(DIRECTIONS): Reproduce the listing below exactly, minus its pictures.
----- INPUT FOR THIS TASK -----
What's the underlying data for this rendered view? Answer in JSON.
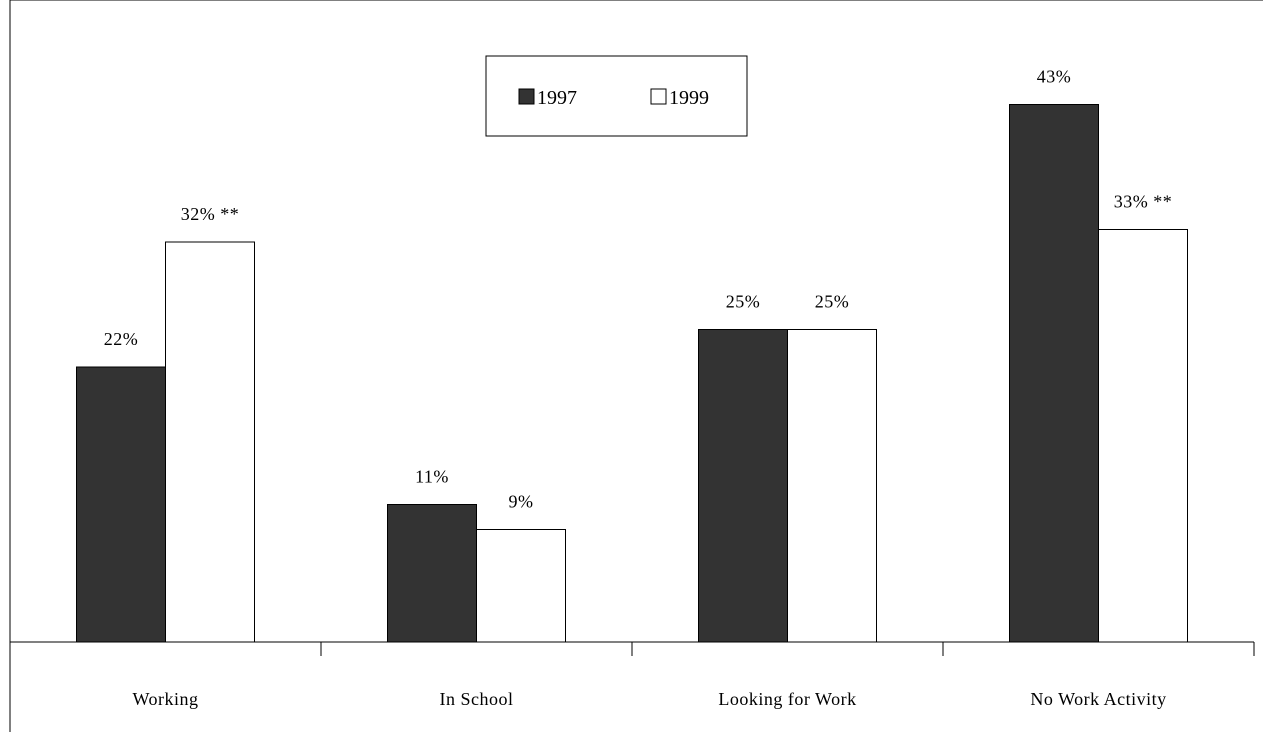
{
  "chart_data": {
    "type": "bar",
    "categories": [
      "Working",
      "In School",
      "Looking for Work",
      "No Work Activity"
    ],
    "series": [
      {
        "name": "1997",
        "values": [
          22,
          11,
          25,
          43
        ],
        "labels": [
          "22%",
          "11%",
          "25%",
          "43%"
        ],
        "color": "#333333"
      },
      {
        "name": "1999",
        "values": [
          32,
          9,
          25,
          33
        ],
        "labels": [
          "32% **",
          "9%",
          "25%",
          "33% **"
        ],
        "color": "#ffffff"
      }
    ],
    "title": "",
    "xlabel": "",
    "ylabel": "",
    "ylim": [
      0,
      50
    ],
    "grid": false,
    "legend_position": "top-center"
  }
}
-----
(EXPECTED ANSWER):
What's the underlying data for this rendered view? Answer in JSON.
{
  "chart_data": {
    "type": "bar",
    "categories": [
      "Working",
      "In School",
      "Looking for Work",
      "No Work Activity"
    ],
    "series": [
      {
        "name": "1997",
        "values": [
          22,
          11,
          25,
          43
        ],
        "labels": [
          "22%",
          "11%",
          "25%",
          "43%"
        ],
        "color": "#333333"
      },
      {
        "name": "1999",
        "values": [
          32,
          9,
          25,
          33
        ],
        "labels": [
          "32% **",
          "9%",
          "25%",
          "33% **"
        ],
        "color": "#ffffff"
      }
    ],
    "title": "",
    "xlabel": "",
    "ylabel": "",
    "ylim": [
      0,
      50
    ],
    "grid": false,
    "legend_position": "top-center"
  }
}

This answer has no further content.